Work instructions — Make an exact copy of all the entries, with the pictures left out.

Extracted records:
--

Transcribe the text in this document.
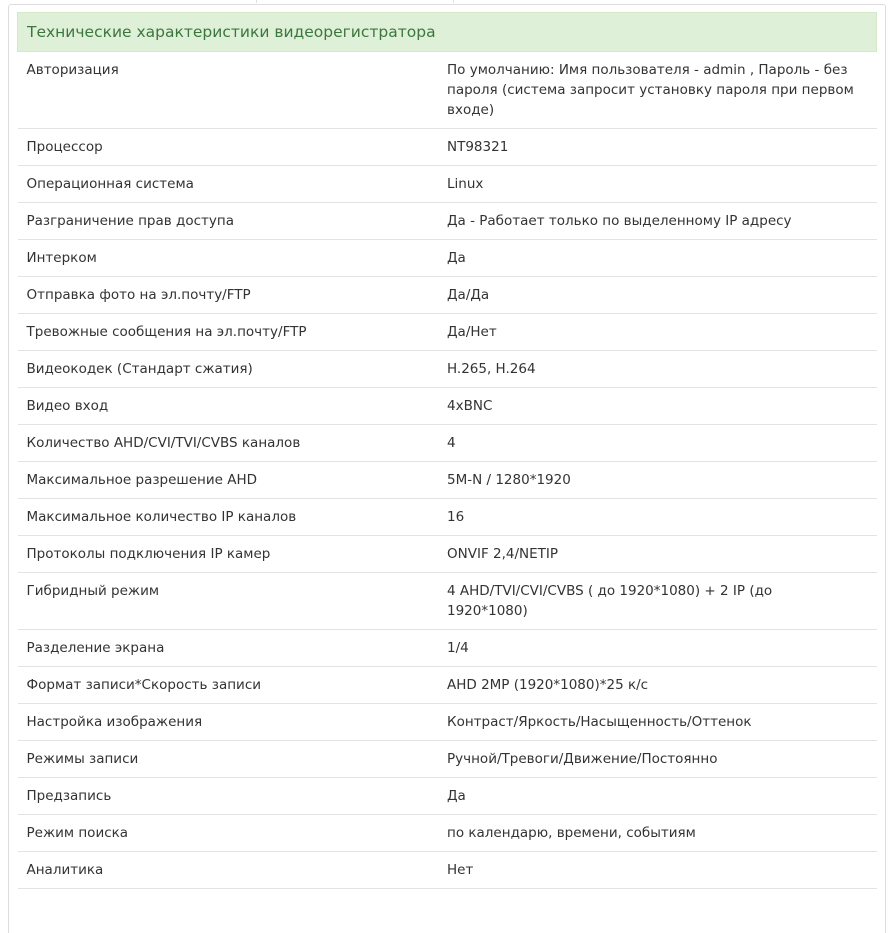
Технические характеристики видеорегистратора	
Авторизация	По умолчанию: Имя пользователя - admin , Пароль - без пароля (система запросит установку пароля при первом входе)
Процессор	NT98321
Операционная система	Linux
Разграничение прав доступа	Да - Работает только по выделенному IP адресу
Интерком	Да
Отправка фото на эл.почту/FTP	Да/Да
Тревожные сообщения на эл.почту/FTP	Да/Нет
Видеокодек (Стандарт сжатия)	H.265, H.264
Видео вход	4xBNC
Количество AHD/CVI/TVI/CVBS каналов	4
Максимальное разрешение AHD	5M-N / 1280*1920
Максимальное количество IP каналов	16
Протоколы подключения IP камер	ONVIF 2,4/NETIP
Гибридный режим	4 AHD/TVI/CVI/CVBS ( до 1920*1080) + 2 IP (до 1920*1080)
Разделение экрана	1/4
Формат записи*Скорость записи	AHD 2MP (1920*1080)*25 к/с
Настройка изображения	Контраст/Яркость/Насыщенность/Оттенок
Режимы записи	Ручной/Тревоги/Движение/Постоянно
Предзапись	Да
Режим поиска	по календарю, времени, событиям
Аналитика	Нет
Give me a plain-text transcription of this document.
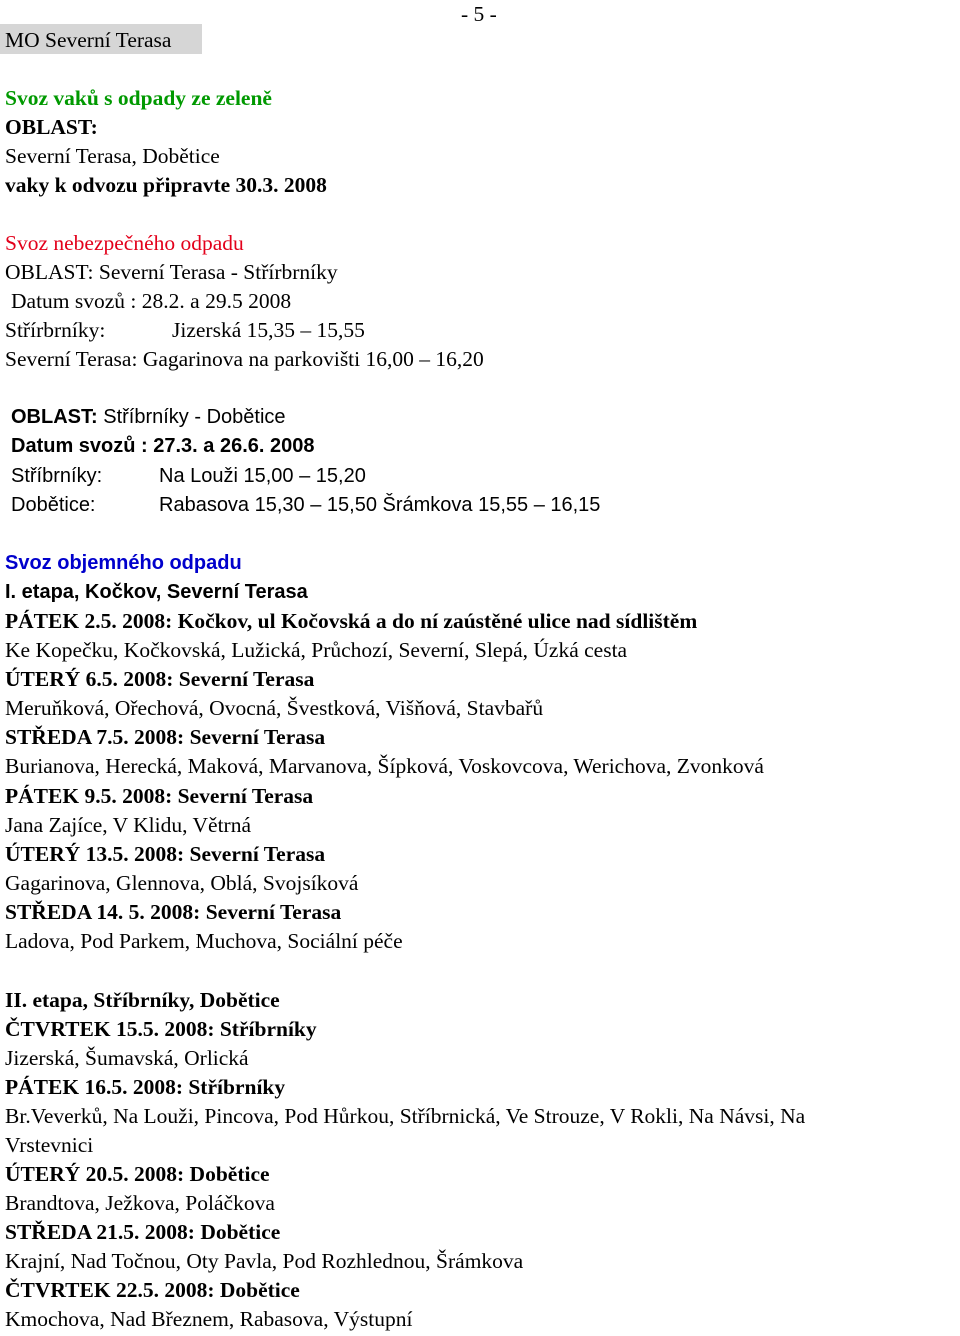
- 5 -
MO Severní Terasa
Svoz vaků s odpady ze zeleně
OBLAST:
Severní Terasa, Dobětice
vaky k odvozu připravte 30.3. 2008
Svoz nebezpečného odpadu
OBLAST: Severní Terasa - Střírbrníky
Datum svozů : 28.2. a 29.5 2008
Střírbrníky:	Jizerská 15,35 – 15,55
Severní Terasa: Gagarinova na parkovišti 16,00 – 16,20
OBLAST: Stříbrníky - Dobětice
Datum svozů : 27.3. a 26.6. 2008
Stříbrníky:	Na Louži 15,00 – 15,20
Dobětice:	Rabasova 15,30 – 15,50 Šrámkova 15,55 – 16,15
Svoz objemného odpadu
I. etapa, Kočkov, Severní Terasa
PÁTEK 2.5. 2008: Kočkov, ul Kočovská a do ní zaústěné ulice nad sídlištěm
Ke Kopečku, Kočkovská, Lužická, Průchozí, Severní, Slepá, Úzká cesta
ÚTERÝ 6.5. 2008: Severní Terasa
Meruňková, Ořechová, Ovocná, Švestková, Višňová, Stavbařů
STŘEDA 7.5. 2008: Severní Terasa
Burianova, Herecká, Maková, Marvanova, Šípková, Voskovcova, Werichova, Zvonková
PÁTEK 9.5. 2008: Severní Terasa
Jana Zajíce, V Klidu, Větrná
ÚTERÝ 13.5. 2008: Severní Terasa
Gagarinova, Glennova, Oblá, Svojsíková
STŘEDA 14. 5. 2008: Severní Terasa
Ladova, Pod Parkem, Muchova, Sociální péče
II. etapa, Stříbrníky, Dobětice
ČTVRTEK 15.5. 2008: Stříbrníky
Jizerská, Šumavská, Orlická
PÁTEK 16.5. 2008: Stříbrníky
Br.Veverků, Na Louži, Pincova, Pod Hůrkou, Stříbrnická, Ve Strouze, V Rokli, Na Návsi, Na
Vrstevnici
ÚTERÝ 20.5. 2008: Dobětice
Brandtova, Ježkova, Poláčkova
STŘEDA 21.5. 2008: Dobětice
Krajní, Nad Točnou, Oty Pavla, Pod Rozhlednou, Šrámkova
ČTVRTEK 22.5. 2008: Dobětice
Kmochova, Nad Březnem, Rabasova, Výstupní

--

Task response —
Transcribe the text in this document.
Технические характеристики видеорегистратора	
Авторизация	По умолчанию: Имя пользователя - admin , Пароль - без пароля (система запросит установку пароля при первом входе)
Процессор	NT98321
Операционная система	Linux
Разграничение прав доступа	Да - Работает только по выделенному IP адресу
Интерком	Да
Отправка фото на эл.почту/FTP	Да/Да
Тревожные сообщения на эл.почту/FTP	Да/Нет
Видеокодек (Стандарт сжатия)	H.265, H.264
Видео вход	4xBNC
Количество AHD/CVI/TVI/CVBS каналов	4
Максимальное разрешение AHD	5M-N / 1280*1920
Максимальное количество IP каналов	16
Протоколы подключения IP камер	ONVIF 2,4/NETIP
Гибридный режим	4 AHD/TVI/CVI/CVBS ( до 1920*1080) + 2 IP (до 1920*1080)
Разделение экрана	1/4
Формат записи*Скорость записи	AHD 2MP (1920*1080)*25 к/с
Настройка изображения	Контраст/Яркость/Насыщенность/Оттенок
Режимы записи	Ручной/Тревоги/Движение/Постоянно
Предзапись	Да
Режим поиска	по календарю, времени, событиям
Аналитика	Нет
Give me a plain-text transcription of this document.
- 5 -
MO Severní Terasa
Svoz vaků s odpady ze zeleně
OBLAST:
Severní Terasa, Dobětice
vaky k odvozu připravte 30.3. 2008
Svoz nebezpečného odpadu
OBLAST: Severní Terasa - Střírbrníky
Datum svozů : 28.2. a 29.5 2008
Střírbrníky:	Jizerská 15,35 – 15,55
Severní Terasa: Gagarinova na parkovišti 16,00 – 16,20
OBLAST: Stříbrníky - Dobětice
Datum svozů : 27.3. a 26.6. 2008
Stříbrníky:	Na Louži 15,00 – 15,20
Dobětice:	Rabasova 15,30 – 15,50 Šrámkova 15,55 – 16,15
Svoz objemného odpadu
I. etapa, Kočkov, Severní Terasa
PÁTEK 2.5. 2008: Kočkov, ul Kočovská a do ní zaústěné ulice nad sídlištěm
Ke Kopečku, Kočkovská, Lužická, Průchozí, Severní, Slepá, Úzká cesta
ÚTERÝ 6.5. 2008: Severní Terasa
Meruňková, Ořechová, Ovocná, Švestková, Višňová, Stavbařů
STŘEDA 7.5. 2008: Severní Terasa
Burianova, Herecká, Maková, Marvanova, Šípková, Voskovcova, Werichova, Zvonková
PÁTEK 9.5. 2008: Severní Terasa
Jana Zajíce, V Klidu, Větrná
ÚTERÝ 13.5. 2008: Severní Terasa
Gagarinova, Glennova, Oblá, Svojsíková
STŘEDA 14. 5. 2008: Severní Terasa
Ladova, Pod Parkem, Muchova, Sociální péče
II. etapa, Stříbrníky, Dobětice
ČTVRTEK 15.5. 2008: Stříbrníky
Jizerská, Šumavská, Orlická
PÁTEK 16.5. 2008: Stříbrníky
Br.Veverků, Na Louži, Pincova, Pod Hůrkou, Stříbrnická, Ve Strouze, V Rokli, Na Návsi, Na
Vrstevnici
ÚTERÝ 20.5. 2008: Dobětice
Brandtova, Ježkova, Poláčkova
STŘEDA 21.5. 2008: Dobětice
Krajní, Nad Točnou, Oty Pavla, Pod Rozhlednou, Šrámkova
ČTVRTEK 22.5. 2008: Dobětice
Kmochova, Nad Březnem, Rabasova, Výstupní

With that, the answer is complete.